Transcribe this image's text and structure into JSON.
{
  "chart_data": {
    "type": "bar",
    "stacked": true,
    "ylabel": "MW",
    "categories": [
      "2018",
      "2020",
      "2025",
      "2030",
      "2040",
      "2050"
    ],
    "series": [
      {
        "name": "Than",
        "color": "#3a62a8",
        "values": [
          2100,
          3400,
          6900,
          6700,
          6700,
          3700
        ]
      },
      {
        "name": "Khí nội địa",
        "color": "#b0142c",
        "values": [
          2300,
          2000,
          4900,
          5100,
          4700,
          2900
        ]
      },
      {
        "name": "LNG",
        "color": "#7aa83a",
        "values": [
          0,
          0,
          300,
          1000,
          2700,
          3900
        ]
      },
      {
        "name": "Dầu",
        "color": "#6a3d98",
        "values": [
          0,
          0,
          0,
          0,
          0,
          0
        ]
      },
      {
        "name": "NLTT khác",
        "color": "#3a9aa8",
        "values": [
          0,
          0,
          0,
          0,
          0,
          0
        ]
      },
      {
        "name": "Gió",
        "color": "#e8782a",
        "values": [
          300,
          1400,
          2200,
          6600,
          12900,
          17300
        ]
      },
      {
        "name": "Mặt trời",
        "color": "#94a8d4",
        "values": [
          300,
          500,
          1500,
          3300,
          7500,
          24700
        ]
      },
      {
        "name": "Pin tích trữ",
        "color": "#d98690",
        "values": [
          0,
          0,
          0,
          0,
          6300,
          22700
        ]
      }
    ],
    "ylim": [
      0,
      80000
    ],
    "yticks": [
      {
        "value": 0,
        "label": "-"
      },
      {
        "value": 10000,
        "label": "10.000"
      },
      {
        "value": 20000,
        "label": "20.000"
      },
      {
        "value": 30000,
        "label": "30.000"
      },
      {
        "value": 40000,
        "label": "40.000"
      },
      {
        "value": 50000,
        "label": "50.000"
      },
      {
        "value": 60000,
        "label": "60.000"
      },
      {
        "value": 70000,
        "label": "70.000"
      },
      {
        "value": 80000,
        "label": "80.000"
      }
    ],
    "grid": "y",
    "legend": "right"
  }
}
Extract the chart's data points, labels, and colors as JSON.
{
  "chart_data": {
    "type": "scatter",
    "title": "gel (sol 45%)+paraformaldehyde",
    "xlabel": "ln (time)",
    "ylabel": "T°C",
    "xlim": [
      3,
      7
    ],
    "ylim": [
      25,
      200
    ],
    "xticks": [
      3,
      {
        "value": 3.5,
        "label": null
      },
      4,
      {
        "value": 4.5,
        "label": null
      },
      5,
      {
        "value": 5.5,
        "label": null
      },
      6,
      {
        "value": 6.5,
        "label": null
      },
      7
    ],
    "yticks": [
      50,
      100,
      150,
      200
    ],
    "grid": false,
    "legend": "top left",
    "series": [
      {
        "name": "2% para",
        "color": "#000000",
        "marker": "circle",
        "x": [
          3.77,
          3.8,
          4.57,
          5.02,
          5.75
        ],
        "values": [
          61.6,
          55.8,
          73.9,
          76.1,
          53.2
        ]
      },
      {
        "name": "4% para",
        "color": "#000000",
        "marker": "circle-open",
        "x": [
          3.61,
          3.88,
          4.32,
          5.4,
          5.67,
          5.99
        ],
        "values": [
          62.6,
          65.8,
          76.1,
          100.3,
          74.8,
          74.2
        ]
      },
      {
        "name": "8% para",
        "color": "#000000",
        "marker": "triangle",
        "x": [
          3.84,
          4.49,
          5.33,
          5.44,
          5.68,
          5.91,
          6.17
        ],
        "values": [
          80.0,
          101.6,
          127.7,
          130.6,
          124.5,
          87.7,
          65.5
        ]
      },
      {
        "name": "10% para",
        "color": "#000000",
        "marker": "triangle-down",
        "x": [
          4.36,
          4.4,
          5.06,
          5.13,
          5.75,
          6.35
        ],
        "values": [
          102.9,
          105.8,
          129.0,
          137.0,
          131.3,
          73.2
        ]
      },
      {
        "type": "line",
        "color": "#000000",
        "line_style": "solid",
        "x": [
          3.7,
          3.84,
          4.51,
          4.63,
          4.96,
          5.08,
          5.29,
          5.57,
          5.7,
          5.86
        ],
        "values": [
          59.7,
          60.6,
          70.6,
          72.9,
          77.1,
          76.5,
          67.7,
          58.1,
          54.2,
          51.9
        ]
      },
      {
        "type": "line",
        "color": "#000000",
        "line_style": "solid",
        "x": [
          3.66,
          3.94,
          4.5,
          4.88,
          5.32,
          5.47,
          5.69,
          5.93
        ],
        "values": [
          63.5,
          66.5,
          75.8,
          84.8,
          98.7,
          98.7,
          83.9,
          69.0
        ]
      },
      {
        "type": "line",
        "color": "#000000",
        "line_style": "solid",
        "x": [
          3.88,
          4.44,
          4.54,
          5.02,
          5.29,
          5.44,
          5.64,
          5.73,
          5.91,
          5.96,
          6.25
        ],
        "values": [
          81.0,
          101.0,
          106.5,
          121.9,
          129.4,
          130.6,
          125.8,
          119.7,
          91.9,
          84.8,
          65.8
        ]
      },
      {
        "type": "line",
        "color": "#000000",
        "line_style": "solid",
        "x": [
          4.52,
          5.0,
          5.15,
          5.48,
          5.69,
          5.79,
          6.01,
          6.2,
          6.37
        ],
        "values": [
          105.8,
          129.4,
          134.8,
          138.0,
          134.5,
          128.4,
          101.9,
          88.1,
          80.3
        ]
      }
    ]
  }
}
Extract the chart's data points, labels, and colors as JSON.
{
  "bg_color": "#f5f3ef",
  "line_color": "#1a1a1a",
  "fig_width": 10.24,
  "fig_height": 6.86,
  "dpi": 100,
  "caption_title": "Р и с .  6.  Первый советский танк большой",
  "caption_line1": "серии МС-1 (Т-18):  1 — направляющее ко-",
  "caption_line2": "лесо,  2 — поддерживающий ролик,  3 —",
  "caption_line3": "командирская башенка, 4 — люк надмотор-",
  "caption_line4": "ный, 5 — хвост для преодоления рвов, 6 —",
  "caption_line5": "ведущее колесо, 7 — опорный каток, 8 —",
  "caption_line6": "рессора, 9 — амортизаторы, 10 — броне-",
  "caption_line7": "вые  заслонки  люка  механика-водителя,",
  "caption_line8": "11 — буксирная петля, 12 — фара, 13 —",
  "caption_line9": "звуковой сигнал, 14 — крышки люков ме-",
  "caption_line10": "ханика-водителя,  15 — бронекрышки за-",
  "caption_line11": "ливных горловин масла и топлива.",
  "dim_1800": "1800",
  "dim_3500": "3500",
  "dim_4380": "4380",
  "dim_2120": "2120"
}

# # # # #

Print the listing above in full, exactly as it is.

Right answer:
Transcribe this image's text and structure into JSON.
{
  "chart_data": {
    "type": "bar",
    "stacked": true,
    "ylabel": "MW",
    "categories": [
      "2018",
      "2020",
      "2025",
      "2030",
      "2040",
      "2050"
    ],
    "series": [
      {
        "name": "Than",
        "color": "#3a62a8",
        "values": [
          2100,
          3400,
          6900,
          6700,
          6700,
          3700
        ]
      },
      {
        "name": "Khí nội địa",
        "color": "#b0142c",
        "values": [
          2300,
          2000,
          4900,
          5100,
          4700,
          2900
        ]
      },
      {
        "name": "LNG",
        "color": "#7aa83a",
        "values": [
          0,
          0,
          300,
          1000,
          2700,
          3900
        ]
      },
      {
        "name": "Dầu",
        "color": "#6a3d98",
        "values": [
          0,
          0,
          0,
          0,
          0,
          0
        ]
      },
      {
        "name": "NLTT khác",
        "color": "#3a9aa8",
        "values": [
          0,
          0,
          0,
          0,
          0,
          0
        ]
      },
      {
        "name": "Gió",
        "color": "#e8782a",
        "values": [
          300,
          1400,
          2200,
          6600,
          12900,
          17300
        ]
      },
      {
        "name": "Mặt trời",
        "color": "#94a8d4",
        "values": [
          300,
          500,
          1500,
          3300,
          7500,
          24700
        ]
      },
      {
        "name": "Pin tích trữ",
        "color": "#d98690",
        "values": [
          0,
          0,
          0,
          0,
          6300,
          22700
        ]
      }
    ],
    "ylim": [
      0,
      80000
    ],
    "yticks": [
      {
        "value": 0,
        "label": "-"
      },
      {
        "value": 10000,
        "label": "10.000"
      },
      {
        "value": 20000,
        "label": "20.000"
      },
      {
        "value": 30000,
        "label": "30.000"
      },
      {
        "value": 40000,
        "label": "40.000"
      },
      {
        "value": 50000,
        "label": "50.000"
      },
      {
        "value": 60000,
        "label": "60.000"
      },
      {
        "value": 70000,
        "label": "70.000"
      },
      {
        "value": 80000,
        "label": "80.000"
      }
    ],
    "grid": "y",
    "legend": "right"
  }
}
Extract the chart's data points, labels, and colors as JSON.
{
  "chart_data": {
    "type": "scatter",
    "title": "gel (sol 45%)+paraformaldehyde",
    "xlabel": "ln (time)",
    "ylabel": "T°C",
    "xlim": [
      3,
      7
    ],
    "ylim": [
      25,
      200
    ],
    "xticks": [
      3,
      {
        "value": 3.5,
        "label": null
      },
      4,
      {
        "value": 4.5,
        "label": null
      },
      5,
      {
        "value": 5.5,
        "label": null
      },
      6,
      {
        "value": 6.5,
        "label": null
      },
      7
    ],
    "yticks": [
      50,
      100,
      150,
      200
    ],
    "grid": false,
    "legend": "top left",
    "series": [
      {
        "name": "2% para",
        "color": "#000000",
        "marker": "circle",
        "x": [
          3.77,
          3.8,
          4.57,
          5.02,
          5.75
        ],
        "values": [
          61.6,
          55.8,
          73.9,
          76.1,
          53.2
        ]
      },
      {
        "name": "4% para",
        "color": "#000000",
        "marker": "circle-open",
        "x": [
          3.61,
          3.88,
          4.32,
          5.4,
          5.67,
          5.99
        ],
        "values": [
          62.6,
          65.8,
          76.1,
          100.3,
          74.8,
          74.2
        ]
      },
      {
        "name": "8% para",
        "color": "#000000",
        "marker": "triangle",
        "x": [
          3.84,
          4.49,
          5.33,
          5.44,
          5.68,
          5.91,
          6.17
        ],
        "values": [
          80.0,
          101.6,
          127.7,
          130.6,
          124.5,
          87.7,
          65.5
        ]
      },
      {
        "name": "10% para",
        "color": "#000000",
        "marker": "triangle-down",
        "x": [
          4.36,
          4.4,
          5.06,
          5.13,
          5.75,
          6.35
        ],
        "values": [
          102.9,
          105.8,
          129.0,
          137.0,
          131.3,
          73.2
        ]
      },
      {
        "type": "line",
        "color": "#000000",
        "line_style": "solid",
        "x": [
          3.7,
          3.84,
          4.51,
          4.63,
          4.96,
          5.08,
          5.29,
          5.57,
          5.7,
          5.86
        ],
        "values": [
          59.7,
          60.6,
          70.6,
          72.9,
          77.1,
          76.5,
          67.7,
          58.1,
          54.2,
          51.9
        ]
      },
      {
        "type": "line",
        "color": "#000000",
        "line_style": "solid",
        "x": [
          3.66,
          3.94,
          4.5,
          4.88,
          5.32,
          5.47,
          5.69,
          5.93
        ],
        "values": [
          63.5,
          66.5,
          75.8,
          84.8,
          98.7,
          98.7,
          83.9,
          69.0
        ]
      },
      {
        "type": "line",
        "color": "#000000",
        "line_style": "solid",
        "x": [
          3.88,
          4.44,
          4.54,
          5.02,
          5.29,
          5.44,
          5.64,
          5.73,
          5.91,
          5.96,
          6.25
        ],
        "values": [
          81.0,
          101.0,
          106.5,
          121.9,
          129.4,
          130.6,
          125.8,
          119.7,
          91.9,
          84.8,
          65.8
        ]
      },
      {
        "type": "line",
        "color": "#000000",
        "line_style": "solid",
        "x": [
          4.52,
          5.0,
          5.15,
          5.48,
          5.69,
          5.79,
          6.01,
          6.2,
          6.37
        ],
        "values": [
          105.8,
          129.4,
          134.8,
          138.0,
          134.5,
          128.4,
          101.9,
          88.1,
          80.3
        ]
      }
    ]
  }
}
Extract the chart's data points, labels, and colors as JSON.
{
  "bg_color": "#f5f3ef",
  "line_color": "#1a1a1a",
  "fig_width": 10.24,
  "fig_height": 6.86,
  "dpi": 100,
  "caption_title": "Р и с .  6.  Первый советский танк большой",
  "caption_line1": "серии МС-1 (Т-18):  1 — направляющее ко-",
  "caption_line2": "лесо,  2 — поддерживающий ролик,  3 —",
  "caption_line3": "командирская башенка, 4 — люк надмотор-",
  "caption_line4": "ный, 5 — хвост для преодоления рвов, 6 —",
  "caption_line5": "ведущее колесо, 7 — опорный каток, 8 —",
  "caption_line6": "рессора, 9 — амортизаторы, 10 — броне-",
  "caption_line7": "вые  заслонки  люка  механика-водителя,",
  "caption_line8": "11 — буксирная петля, 12 — фара, 13 —",
  "caption_line9": "звуковой сигнал, 14 — крышки люков ме-",
  "caption_line10": "ханика-водителя,  15 — бронекрышки за-",
  "caption_line11": "ливных горловин масла и топлива.",
  "dim_1800": "1800",
  "dim_3500": "3500",
  "dim_4380": "4380",
  "dim_2120": "2120"
}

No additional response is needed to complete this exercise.